GIVEN REQUEST: Set down the material below word for word, excluding the pictures.

DATA PROVIDED:
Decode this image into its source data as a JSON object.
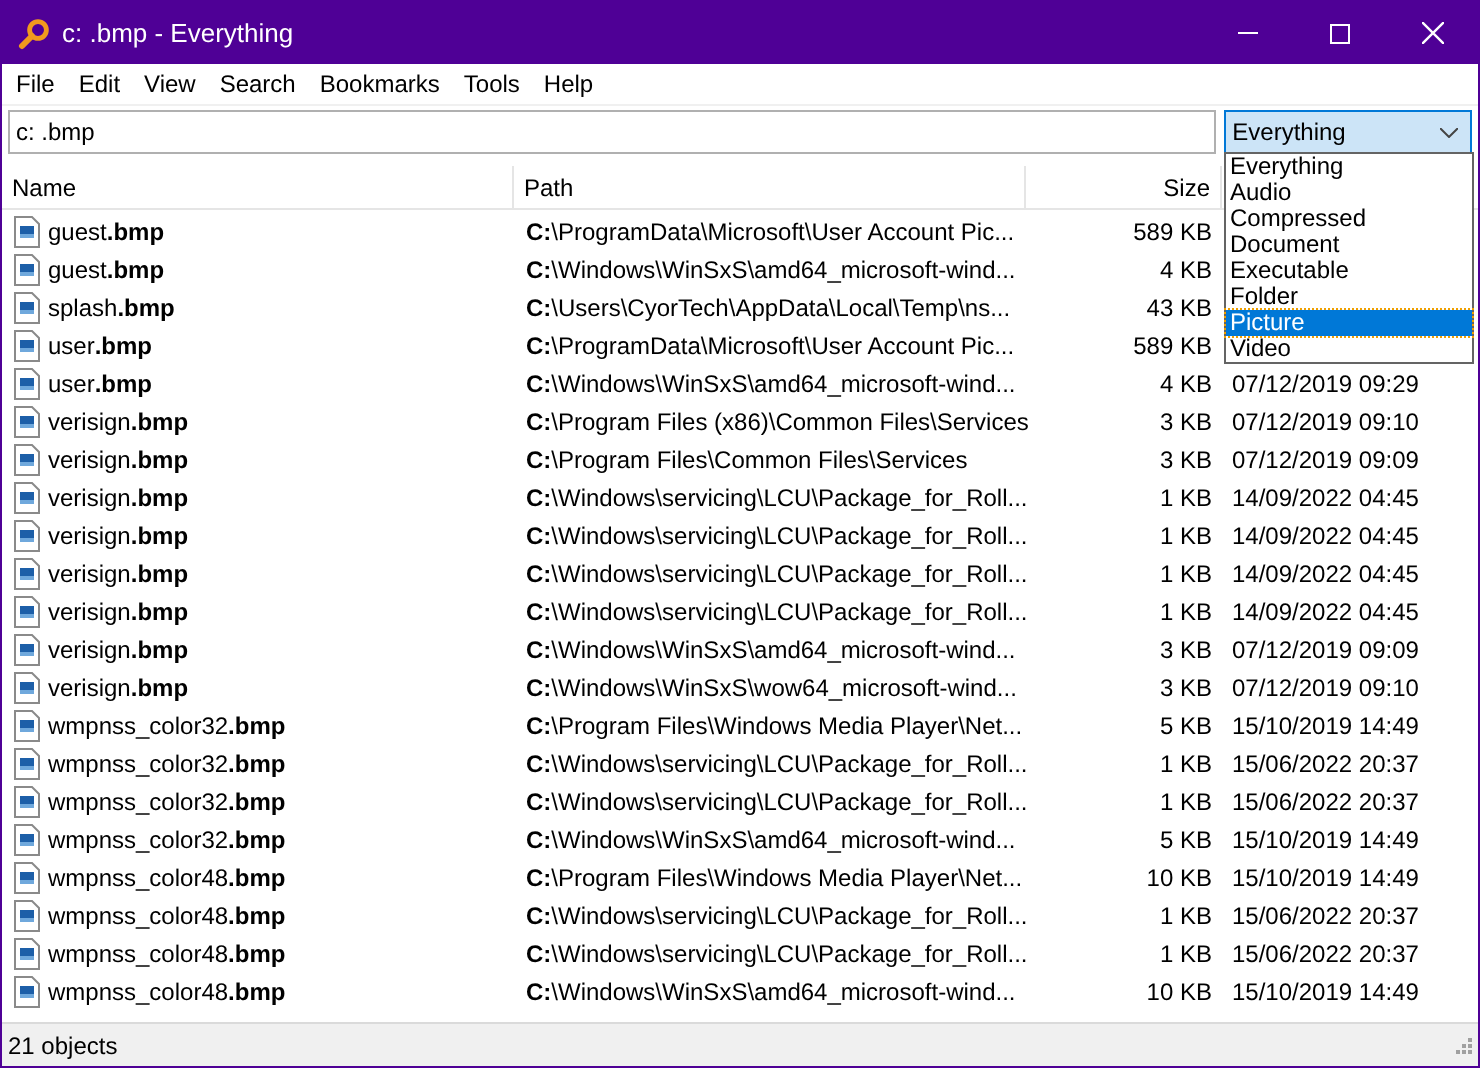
{
  "window": {
    "title": "c: .bmp - Everything"
  },
  "menu": [
    "File",
    "Edit",
    "View",
    "Search",
    "Bookmarks",
    "Tools",
    "Help"
  ],
  "search": {
    "value": "c: .bmp"
  },
  "filter": {
    "value": "Everything",
    "expanded": true,
    "options": [
      {
        "label": "Everything",
        "highlighted": false
      },
      {
        "label": "Audio",
        "highlighted": false
      },
      {
        "label": "Compressed",
        "highlighted": false
      },
      {
        "label": "Document",
        "highlighted": false
      },
      {
        "label": "Executable",
        "highlighted": false
      },
      {
        "label": "Folder",
        "highlighted": false
      },
      {
        "label": "Picture",
        "highlighted": true
      },
      {
        "label": "Video",
        "highlighted": false
      }
    ]
  },
  "table": {
    "columns": [
      "Name",
      "Path",
      "Size"
    ],
    "rows": [
      {
        "name": "guest**.bmp**",
        "path": "**C:**\\ProgramData\\Microsoft\\User Account Pic...",
        "size": "589 KB"
      },
      {
        "name": "guest**.bmp**",
        "path": "**C:**\\Windows\\WinSxS\\amd64_microsoft-wind...",
        "size": "4 KB"
      },
      {
        "name": "splash**.bmp**",
        "path": "**C:**\\Users\\CyorTech\\AppData\\Local\\Temp\\ns...",
        "size": "43 KB"
      },
      {
        "name": "user**.bmp**",
        "path": "**C:**\\ProgramData\\Microsoft\\User Account Pic...",
        "size": "589 KB"
      },
      {
        "name": "user**.bmp**",
        "path": "**C:**\\Windows\\WinSxS\\amd64_microsoft-wind...",
        "size": "4 KB",
        "modified": "07/12/2019 09:29"
      },
      {
        "name": "verisign**.bmp**",
        "path": "**C:**\\Program Files (x86)\\Common Files\\Services",
        "size": "3 KB",
        "modified": "07/12/2019 09:10"
      },
      {
        "name": "verisign**.bmp**",
        "path": "**C:**\\Program Files\\Common Files\\Services",
        "size": "3 KB",
        "modified": "07/12/2019 09:09"
      },
      {
        "name": "verisign**.bmp**",
        "path": "**C:**\\Windows\\servicing\\LCU\\Package_for_Roll...",
        "size": "1 KB",
        "modified": "14/09/2022 04:45"
      },
      {
        "name": "verisign**.bmp**",
        "path": "**C:**\\Windows\\servicing\\LCU\\Package_for_Roll...",
        "size": "1 KB",
        "modified": "14/09/2022 04:45"
      },
      {
        "name": "verisign**.bmp**",
        "path": "**C:**\\Windows\\servicing\\LCU\\Package_for_Roll...",
        "size": "1 KB",
        "modified": "14/09/2022 04:45"
      },
      {
        "name": "verisign**.bmp**",
        "path": "**C:**\\Windows\\servicing\\LCU\\Package_for_Roll...",
        "size": "1 KB",
        "modified": "14/09/2022 04:45"
      },
      {
        "name": "verisign**.bmp**",
        "path": "**C:**\\Windows\\WinSxS\\amd64_microsoft-wind...",
        "size": "3 KB",
        "modified": "07/12/2019 09:09"
      },
      {
        "name": "verisign**.bmp**",
        "path": "**C:**\\Windows\\WinSxS\\wow64_microsoft-wind...",
        "size": "3 KB",
        "modified": "07/12/2019 09:10"
      },
      {
        "name": "wmpnss_color32**.bmp**",
        "path": "**C:**\\Program Files\\Windows Media Player\\Net...",
        "size": "5 KB",
        "modified": "15/10/2019 14:49"
      },
      {
        "name": "wmpnss_color32**.bmp**",
        "path": "**C:**\\Windows\\servicing\\LCU\\Package_for_Roll...",
        "size": "1 KB",
        "modified": "15/06/2022 20:37"
      },
      {
        "name": "wmpnss_color32**.bmp**",
        "path": "**C:**\\Windows\\servicing\\LCU\\Package_for_Roll...",
        "size": "1 KB",
        "modified": "15/06/2022 20:37"
      },
      {
        "name": "wmpnss_color32**.bmp**",
        "path": "**C:**\\Windows\\WinSxS\\amd64_microsoft-wind...",
        "size": "5 KB",
        "modified": "15/10/2019 14:49"
      },
      {
        "name": "wmpnss_color48**.bmp**",
        "path": "**C:**\\Program Files\\Windows Media Player\\Net...",
        "size": "10 KB",
        "modified": "15/10/2019 14:49"
      },
      {
        "name": "wmpnss_color48**.bmp**",
        "path": "**C:**\\Windows\\servicing\\LCU\\Package_for_Roll...",
        "size": "1 KB",
        "modified": "15/06/2022 20:37"
      },
      {
        "name": "wmpnss_color48**.bmp**",
        "path": "**C:**\\Windows\\servicing\\LCU\\Package_for_Roll...",
        "size": "1 KB",
        "modified": "15/06/2022 20:37"
      },
      {
        "name": "wmpnss_color48**.bmp**",
        "path": "**C:**\\Windows\\WinSxS\\amd64_microsoft-wind...",
        "size": "10 KB",
        "modified": "15/10/2019 14:49"
      }
    ]
  },
  "status_bar": "21 objects"
}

SOLUTION:
Decode this image into its source data as a JSON object.
{
  "window": {
    "title": "c: .bmp - Everything"
  },
  "menu": [
    "File",
    "Edit",
    "View",
    "Search",
    "Bookmarks",
    "Tools",
    "Help"
  ],
  "search": {
    "value": "c: .bmp"
  },
  "filter": {
    "value": "Everything",
    "expanded": true,
    "options": [
      {
        "label": "Everything",
        "highlighted": false
      },
      {
        "label": "Audio",
        "highlighted": false
      },
      {
        "label": "Compressed",
        "highlighted": false
      },
      {
        "label": "Document",
        "highlighted": false
      },
      {
        "label": "Executable",
        "highlighted": false
      },
      {
        "label": "Folder",
        "highlighted": false
      },
      {
        "label": "Picture",
        "highlighted": true
      },
      {
        "label": "Video",
        "highlighted": false
      }
    ]
  },
  "table": {
    "columns": [
      "Name",
      "Path",
      "Size"
    ],
    "rows": [
      {
        "name": "guest**.bmp**",
        "path": "**C:**\\ProgramData\\Microsoft\\User Account Pic...",
        "size": "589 KB"
      },
      {
        "name": "guest**.bmp**",
        "path": "**C:**\\Windows\\WinSxS\\amd64_microsoft-wind...",
        "size": "4 KB"
      },
      {
        "name": "splash**.bmp**",
        "path": "**C:**\\Users\\CyorTech\\AppData\\Local\\Temp\\ns...",
        "size": "43 KB"
      },
      {
        "name": "user**.bmp**",
        "path": "**C:**\\ProgramData\\Microsoft\\User Account Pic...",
        "size": "589 KB"
      },
      {
        "name": "user**.bmp**",
        "path": "**C:**\\Windows\\WinSxS\\amd64_microsoft-wind...",
        "size": "4 KB",
        "modified": "07/12/2019 09:29"
      },
      {
        "name": "verisign**.bmp**",
        "path": "**C:**\\Program Files (x86)\\Common Files\\Services",
        "size": "3 KB",
        "modified": "07/12/2019 09:10"
      },
      {
        "name": "verisign**.bmp**",
        "path": "**C:**\\Program Files\\Common Files\\Services",
        "size": "3 KB",
        "modified": "07/12/2019 09:09"
      },
      {
        "name": "verisign**.bmp**",
        "path": "**C:**\\Windows\\servicing\\LCU\\Package_for_Roll...",
        "size": "1 KB",
        "modified": "14/09/2022 04:45"
      },
      {
        "name": "verisign**.bmp**",
        "path": "**C:**\\Windows\\servicing\\LCU\\Package_for_Roll...",
        "size": "1 KB",
        "modified": "14/09/2022 04:45"
      },
      {
        "name": "verisign**.bmp**",
        "path": "**C:**\\Windows\\servicing\\LCU\\Package_for_Roll...",
        "size": "1 KB",
        "modified": "14/09/2022 04:45"
      },
      {
        "name": "verisign**.bmp**",
        "path": "**C:**\\Windows\\servicing\\LCU\\Package_for_Roll...",
        "size": "1 KB",
        "modified": "14/09/2022 04:45"
      },
      {
        "name": "verisign**.bmp**",
        "path": "**C:**\\Windows\\WinSxS\\amd64_microsoft-wind...",
        "size": "3 KB",
        "modified": "07/12/2019 09:09"
      },
      {
        "name": "verisign**.bmp**",
        "path": "**C:**\\Windows\\WinSxS\\wow64_microsoft-wind...",
        "size": "3 KB",
        "modified": "07/12/2019 09:10"
      },
      {
        "name": "wmpnss_color32**.bmp**",
        "path": "**C:**\\Program Files\\Windows Media Player\\Net...",
        "size": "5 KB",
        "modified": "15/10/2019 14:49"
      },
      {
        "name": "wmpnss_color32**.bmp**",
        "path": "**C:**\\Windows\\servicing\\LCU\\Package_for_Roll...",
        "size": "1 KB",
        "modified": "15/06/2022 20:37"
      },
      {
        "name": "wmpnss_color32**.bmp**",
        "path": "**C:**\\Windows\\servicing\\LCU\\Package_for_Roll...",
        "size": "1 KB",
        "modified": "15/06/2022 20:37"
      },
      {
        "name": "wmpnss_color32**.bmp**",
        "path": "**C:**\\Windows\\WinSxS\\amd64_microsoft-wind...",
        "size": "5 KB",
        "modified": "15/10/2019 14:49"
      },
      {
        "name": "wmpnss_color48**.bmp**",
        "path": "**C:**\\Program Files\\Windows Media Player\\Net...",
        "size": "10 KB",
        "modified": "15/10/2019 14:49"
      },
      {
        "name": "wmpnss_color48**.bmp**",
        "path": "**C:**\\Windows\\servicing\\LCU\\Package_for_Roll...",
        "size": "1 KB",
        "modified": "15/06/2022 20:37"
      },
      {
        "name": "wmpnss_color48**.bmp**",
        "path": "**C:**\\Windows\\servicing\\LCU\\Package_for_Roll...",
        "size": "1 KB",
        "modified": "15/06/2022 20:37"
      },
      {
        "name": "wmpnss_color48**.bmp**",
        "path": "**C:**\\Windows\\WinSxS\\amd64_microsoft-wind...",
        "size": "10 KB",
        "modified": "15/10/2019 14:49"
      }
    ]
  },
  "status_bar": "21 objects"
}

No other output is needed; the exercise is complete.